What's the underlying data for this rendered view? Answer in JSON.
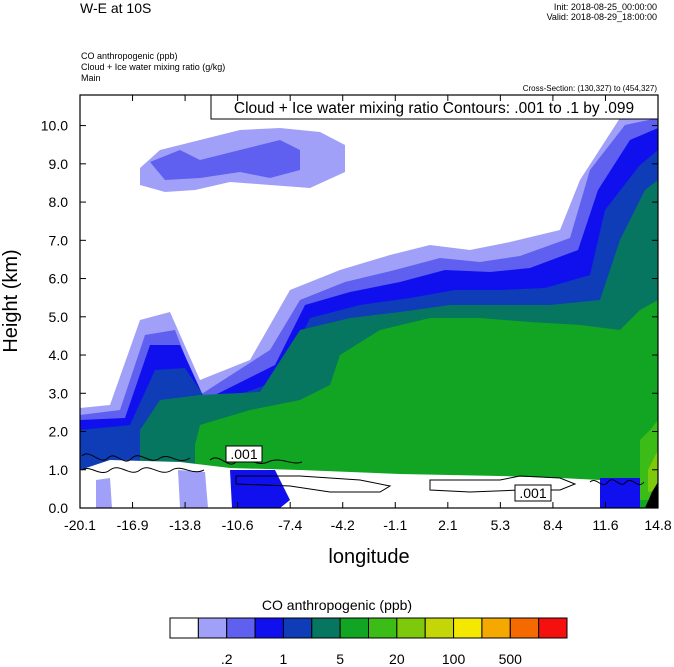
{
  "header": {
    "title": "W-E at 10S",
    "init": "Init: 2018-08-25_00:00:00",
    "valid": "Valid: 2018-08-29_18:00:00",
    "fields": [
      "CO anthropogenic   (ppb)",
      "Cloud + Ice water mixing ratio   (g/kg)",
      "Main"
    ],
    "cross_section": "Cross-Section: (130,327) to (454,327)"
  },
  "chart_data": {
    "type": "area",
    "title": "W-E at 10S",
    "xlabel": "longitude",
    "ylabel": "Height (km)",
    "x_ticks": [
      "-20.1",
      "-16.9",
      "-13.8",
      "-10.6",
      "-7.4",
      "-4.2",
      "-1.1",
      "2.1",
      "5.3",
      "8.4",
      "11.6",
      "14.8"
    ],
    "y_ticks": [
      "0.0",
      "1.0",
      "2.0",
      "3.0",
      "4.0",
      "5.0",
      "6.0",
      "7.0",
      "8.0",
      "9.0",
      "10.0"
    ],
    "xlim": [
      -20.1,
      14.8
    ],
    "ylim": [
      0,
      10.8
    ],
    "contour_info": "Cloud + Ice water mixing ratio Contours: .001 to .1 by .099",
    "contour_labels": [
      ".001",
      ".001"
    ],
    "colorbar": {
      "title": "CO anthropogenic  (ppb)",
      "colors": [
        "#ffffff",
        "#a0a0f8",
        "#5f5ff0",
        "#1010ef",
        "#0e3db7",
        "#077660",
        "#11a523",
        "#3cbc17",
        "#7ec90c",
        "#c4d607",
        "#f5e800",
        "#f5a800",
        "#f56a00",
        "#f50f0f"
      ],
      "tick_labels": [
        ".2",
        "1",
        "5",
        "20",
        "100",
        "500"
      ]
    }
  }
}
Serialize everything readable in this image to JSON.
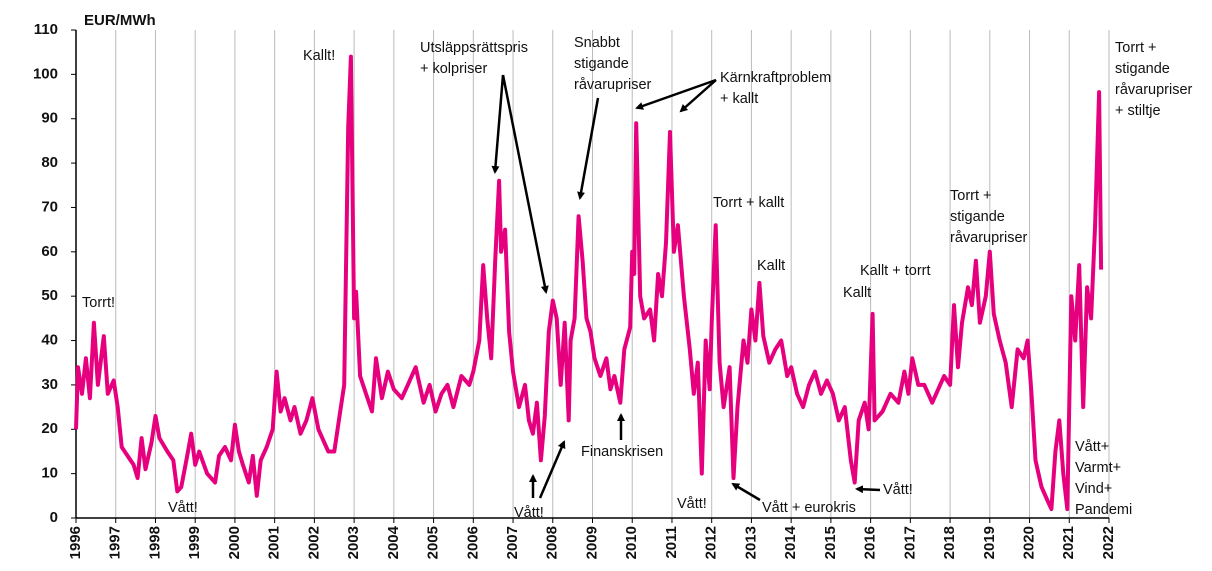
{
  "chart_data": {
    "type": "line",
    "y_label": "EUR/MWh",
    "color": "#e6007e",
    "xlim": [
      1996,
      2022
    ],
    "ylim": [
      0,
      110
    ],
    "xticks": [
      1996,
      1997,
      1998,
      1999,
      2000,
      2001,
      2002,
      2003,
      2004,
      2005,
      2006,
      2007,
      2008,
      2009,
      2010,
      2011,
      2012,
      2013,
      2014,
      2015,
      2016,
      2017,
      2018,
      2019,
      2020,
      2021,
      2022
    ],
    "yticks": [
      0,
      10,
      20,
      30,
      40,
      50,
      60,
      70,
      80,
      90,
      100,
      110
    ],
    "grid": "x",
    "x": [
      1996.0,
      1996.05,
      1996.15,
      1996.25,
      1996.35,
      1996.45,
      1996.55,
      1996.7,
      1996.8,
      1996.95,
      1997.05,
      1997.15,
      1997.3,
      1997.45,
      1997.55,
      1997.65,
      1997.75,
      1997.9,
      1998.0,
      1998.1,
      1998.3,
      1998.45,
      1998.55,
      1998.65,
      1998.8,
      1998.9,
      1999.0,
      1999.1,
      1999.3,
      1999.5,
      1999.6,
      1999.75,
      1999.9,
      2000.0,
      2000.1,
      2000.2,
      2000.35,
      2000.45,
      2000.55,
      2000.65,
      2000.8,
      2000.95,
      2001.05,
      2001.15,
      2001.25,
      2001.4,
      2001.5,
      2001.65,
      2001.8,
      2001.95,
      2002.1,
      2002.25,
      2002.35,
      2002.5,
      2002.65,
      2002.75,
      2002.85,
      2002.92,
      2003.0,
      2003.05,
      2003.15,
      2003.3,
      2003.45,
      2003.55,
      2003.7,
      2003.85,
      2004.0,
      2004.2,
      2004.35,
      2004.55,
      2004.75,
      2004.9,
      2005.05,
      2005.2,
      2005.35,
      2005.5,
      2005.7,
      2005.9,
      2006.0,
      2006.15,
      2006.25,
      2006.35,
      2006.45,
      2006.55,
      2006.65,
      2006.7,
      2006.8,
      2006.9,
      2007.0,
      2007.15,
      2007.3,
      2007.4,
      2007.5,
      2007.6,
      2007.7,
      2007.8,
      2007.9,
      2008.0,
      2008.1,
      2008.2,
      2008.3,
      2008.4,
      2008.45,
      2008.55,
      2008.65,
      2008.75,
      2008.85,
      2008.95,
      2009.05,
      2009.2,
      2009.35,
      2009.45,
      2009.55,
      2009.7,
      2009.8,
      2009.95,
      2010.0,
      2010.05,
      2010.1,
      2010.2,
      2010.3,
      2010.45,
      2010.55,
      2010.65,
      2010.75,
      2010.85,
      2010.95,
      2011.05,
      2011.15,
      2011.3,
      2011.45,
      2011.55,
      2011.65,
      2011.75,
      2011.85,
      2011.95,
      2012.0,
      2012.1,
      2012.2,
      2012.3,
      2012.45,
      2012.55,
      2012.65,
      2012.8,
      2012.9,
      2013.0,
      2013.1,
      2013.2,
      2013.3,
      2013.45,
      2013.6,
      2013.75,
      2013.9,
      2014.0,
      2014.15,
      2014.3,
      2014.45,
      2014.6,
      2014.75,
      2014.9,
      2015.05,
      2015.2,
      2015.35,
      2015.5,
      2015.6,
      2015.7,
      2015.85,
      2015.95,
      2016.05,
      2016.1,
      2016.3,
      2016.5,
      2016.7,
      2016.85,
      2016.95,
      2017.05,
      2017.2,
      2017.35,
      2017.55,
      2017.7,
      2017.85,
      2018.0,
      2018.1,
      2018.2,
      2018.3,
      2018.45,
      2018.55,
      2018.65,
      2018.75,
      2018.9,
      2019.0,
      2019.1,
      2019.25,
      2019.4,
      2019.55,
      2019.7,
      2019.85,
      2019.95,
      2020.05,
      2020.15,
      2020.3,
      2020.45,
      2020.55,
      2020.65,
      2020.75,
      2020.85,
      2020.95,
      2021.05,
      2021.15,
      2021.25,
      2021.35,
      2021.45,
      2021.55,
      2021.65,
      2021.75,
      2021.8
    ],
    "values": [
      20,
      34,
      28,
      36,
      27,
      44,
      30,
      41,
      28,
      31,
      25,
      16,
      14,
      12,
      9,
      18,
      11,
      17,
      23,
      18,
      15,
      13,
      6,
      7,
      14,
      19,
      12,
      15,
      10,
      8,
      14,
      16,
      13,
      21,
      15,
      12,
      8,
      14,
      5,
      13,
      16,
      20,
      33,
      24,
      27,
      22,
      25,
      19,
      22,
      27,
      20,
      17,
      15,
      15,
      24,
      30,
      88,
      104,
      45,
      51,
      32,
      28,
      24,
      36,
      27,
      33,
      29,
      27,
      30,
      34,
      26,
      30,
      24,
      28,
      30,
      25,
      32,
      30,
      33,
      40,
      57,
      45,
      36,
      58,
      76,
      60,
      65,
      42,
      33,
      25,
      30,
      22,
      19,
      26,
      13,
      23,
      42,
      49,
      45,
      30,
      44,
      22,
      40,
      45,
      68,
      58,
      45,
      42,
      36,
      32,
      36,
      29,
      32,
      26,
      38,
      43,
      60,
      55,
      89,
      50,
      45,
      47,
      40,
      55,
      50,
      62,
      87,
      60,
      66,
      50,
      38,
      28,
      35,
      10,
      40,
      29,
      44,
      66,
      35,
      25,
      34,
      9,
      25,
      40,
      35,
      47,
      40,
      53,
      41,
      35,
      38,
      40,
      32,
      34,
      28,
      25,
      30,
      33,
      28,
      31,
      28,
      22,
      25,
      13,
      8,
      22,
      26,
      20,
      46,
      22,
      24,
      28,
      26,
      33,
      28,
      36,
      30,
      30,
      26,
      29,
      32,
      30,
      48,
      34,
      44,
      52,
      48,
      58,
      44,
      50,
      60,
      46,
      40,
      35,
      25,
      38,
      36,
      40,
      28,
      13,
      7,
      4,
      2,
      15,
      22,
      10,
      2,
      50,
      40,
      57,
      25,
      52,
      45,
      66,
      96,
      56
    ],
    "annotations": [
      {
        "lines": [
          "Torrt!"
        ]
      },
      {
        "lines": [
          "Kallt!"
        ]
      },
      {
        "lines": [
          "Utsläppsrättspris",
          "+ kolpriser"
        ]
      },
      {
        "lines": [
          "Snabbt",
          "stigande",
          "råvarupriser"
        ]
      },
      {
        "lines": [
          "Kärnkraftproblem",
          "+ kallt"
        ]
      },
      {
        "lines": [
          "Torrt +",
          "stigande",
          "råvarupriser",
          "+ stiltje"
        ]
      },
      {
        "lines": [
          "Torrt + kallt"
        ]
      },
      {
        "lines": [
          "Kallt"
        ]
      },
      {
        "lines": [
          "Kallt + torrt"
        ]
      },
      {
        "lines": [
          "Kallt"
        ]
      },
      {
        "lines": [
          "Torrt +",
          "stigande",
          "råvarupriser"
        ]
      },
      {
        "lines": [
          "Vått!"
        ]
      },
      {
        "lines": [
          "Vått!"
        ]
      },
      {
        "lines": [
          "Finanskrisen"
        ]
      },
      {
        "lines": [
          "Vått!"
        ]
      },
      {
        "lines": [
          "Vått + eurokris"
        ]
      },
      {
        "lines": [
          "Vått!"
        ]
      },
      {
        "lines": [
          "Vått+",
          "Varmt+",
          "Vind+",
          "Pandemi"
        ]
      }
    ]
  }
}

● ● ● ● ●

Copy each line above where the string "this" occurs.

• _Solved exercise_
What's the underlying data for this rendered view? Answer in JSON.
Serialize everything readable in this image to JSON.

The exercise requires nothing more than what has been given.